PROBLEM: Find the lines holding "Output" and copy them.

__________

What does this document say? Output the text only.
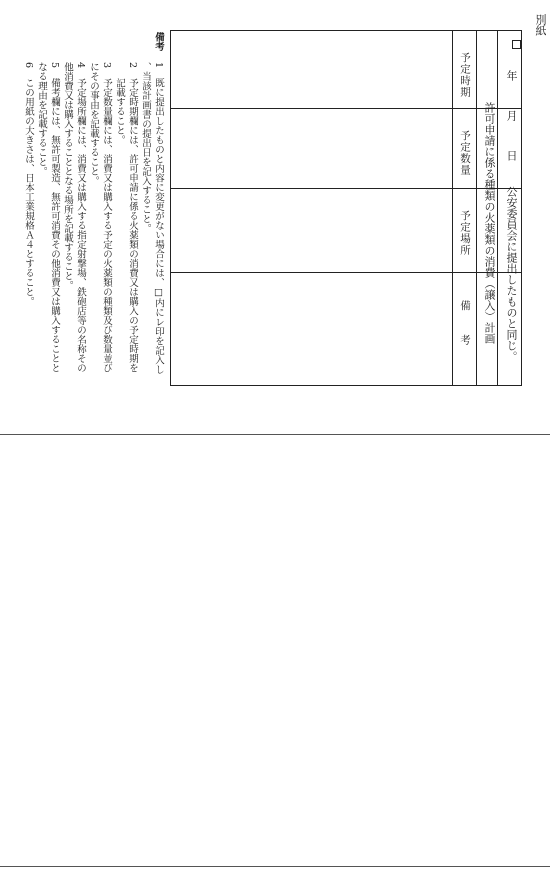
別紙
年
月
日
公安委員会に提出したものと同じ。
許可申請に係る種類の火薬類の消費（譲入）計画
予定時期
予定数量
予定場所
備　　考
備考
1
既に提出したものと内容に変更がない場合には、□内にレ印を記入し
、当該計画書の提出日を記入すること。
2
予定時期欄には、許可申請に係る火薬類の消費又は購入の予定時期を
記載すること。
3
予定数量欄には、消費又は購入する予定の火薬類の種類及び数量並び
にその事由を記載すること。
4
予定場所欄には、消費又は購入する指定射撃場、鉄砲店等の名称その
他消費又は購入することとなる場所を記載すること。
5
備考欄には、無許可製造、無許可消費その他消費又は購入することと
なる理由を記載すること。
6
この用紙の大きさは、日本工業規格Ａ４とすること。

__________

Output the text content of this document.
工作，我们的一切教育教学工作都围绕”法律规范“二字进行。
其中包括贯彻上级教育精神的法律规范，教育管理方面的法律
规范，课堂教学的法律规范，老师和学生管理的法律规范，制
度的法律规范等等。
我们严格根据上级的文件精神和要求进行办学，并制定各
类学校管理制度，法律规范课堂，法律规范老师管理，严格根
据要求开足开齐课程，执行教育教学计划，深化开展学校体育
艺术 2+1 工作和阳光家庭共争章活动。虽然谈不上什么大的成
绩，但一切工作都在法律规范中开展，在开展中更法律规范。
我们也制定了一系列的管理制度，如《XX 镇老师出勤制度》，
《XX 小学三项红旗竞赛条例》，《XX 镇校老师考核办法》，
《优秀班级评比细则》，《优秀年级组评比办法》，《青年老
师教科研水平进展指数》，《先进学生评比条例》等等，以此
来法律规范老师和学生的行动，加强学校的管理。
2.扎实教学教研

__________

ANSWER FOR THE TASK:
What does this document say? Output the text only.
Output the text content of this document.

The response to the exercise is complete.